------ Record list
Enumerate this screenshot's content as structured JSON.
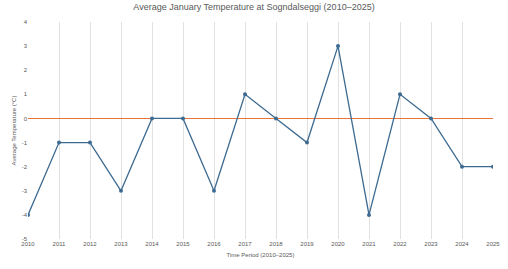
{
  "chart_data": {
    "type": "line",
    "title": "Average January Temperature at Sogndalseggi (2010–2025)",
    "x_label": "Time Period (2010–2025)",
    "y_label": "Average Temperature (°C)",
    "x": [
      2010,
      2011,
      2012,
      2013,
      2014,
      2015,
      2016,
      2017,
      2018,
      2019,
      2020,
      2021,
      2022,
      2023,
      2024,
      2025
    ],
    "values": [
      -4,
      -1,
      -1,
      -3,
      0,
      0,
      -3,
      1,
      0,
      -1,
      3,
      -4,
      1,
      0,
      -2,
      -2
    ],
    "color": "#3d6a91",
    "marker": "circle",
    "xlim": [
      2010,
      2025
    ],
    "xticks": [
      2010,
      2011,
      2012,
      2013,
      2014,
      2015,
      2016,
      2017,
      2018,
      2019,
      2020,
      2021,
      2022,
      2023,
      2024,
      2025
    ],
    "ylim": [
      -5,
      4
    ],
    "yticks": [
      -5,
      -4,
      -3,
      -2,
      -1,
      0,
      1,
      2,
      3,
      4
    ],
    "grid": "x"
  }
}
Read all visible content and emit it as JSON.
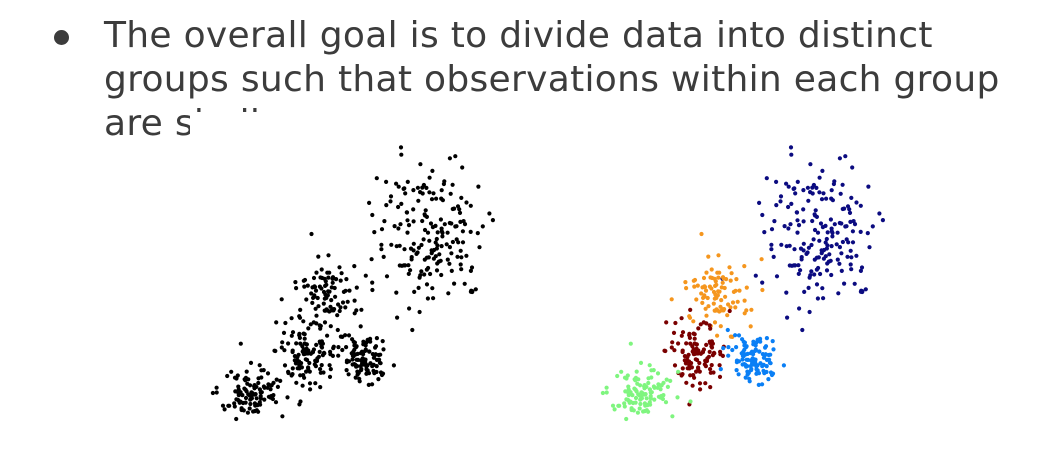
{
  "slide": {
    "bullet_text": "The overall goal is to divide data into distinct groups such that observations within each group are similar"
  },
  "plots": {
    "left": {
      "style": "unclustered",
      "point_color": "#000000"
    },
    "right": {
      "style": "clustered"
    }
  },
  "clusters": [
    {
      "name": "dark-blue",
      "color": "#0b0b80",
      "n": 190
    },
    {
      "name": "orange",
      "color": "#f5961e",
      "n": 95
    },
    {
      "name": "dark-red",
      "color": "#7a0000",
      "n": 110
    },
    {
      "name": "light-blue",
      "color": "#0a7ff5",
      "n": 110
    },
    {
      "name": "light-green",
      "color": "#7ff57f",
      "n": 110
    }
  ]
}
------------
**Task requirements:** Pictures are excluded; output everything else in the data verbatim.

**The completed task:**
Enumerate this screenshot's content as structured JSON.
{
  "chart_data": {
    "type": "line",
    "title": "Average January Temperature at Sogndalseggi (2010–2025)",
    "x_label": "Time Period (2010–2025)",
    "y_label": "Average Temperature (°C)",
    "x": [
      2010,
      2011,
      2012,
      2013,
      2014,
      2015,
      2016,
      2017,
      2018,
      2019,
      2020,
      2021,
      2022,
      2023,
      2024,
      2025
    ],
    "values": [
      -4,
      -1,
      -1,
      -3,
      0,
      0,
      -3,
      1,
      0,
      -1,
      3,
      -4,
      1,
      0,
      -2,
      -2
    ],
    "color": "#3d6a91",
    "marker": "circle",
    "xlim": [
      2010,
      2025
    ],
    "xticks": [
      2010,
      2011,
      2012,
      2013,
      2014,
      2015,
      2016,
      2017,
      2018,
      2019,
      2020,
      2021,
      2022,
      2023,
      2024,
      2025
    ],
    "ylim": [
      -5,
      4
    ],
    "yticks": [
      -5,
      -4,
      -3,
      -2,
      -1,
      0,
      1,
      2,
      3,
      4
    ],
    "grid": "x"
  }
}
Read all visible content and emit it as JSON.
{
  "slide": {
    "bullet_text": "The overall goal is to divide data into distinct groups such that observations within each group are similar"
  },
  "plots": {
    "left": {
      "style": "unclustered",
      "point_color": "#000000"
    },
    "right": {
      "style": "clustered"
    }
  },
  "clusters": [
    {
      "name": "dark-blue",
      "color": "#0b0b80",
      "n": 190
    },
    {
      "name": "orange",
      "color": "#f5961e",
      "n": 95
    },
    {
      "name": "dark-red",
      "color": "#7a0000",
      "n": 110
    },
    {
      "name": "light-blue",
      "color": "#0a7ff5",
      "n": 110
    },
    {
      "name": "light-green",
      "color": "#7ff57f",
      "n": 110
    }
  ]
}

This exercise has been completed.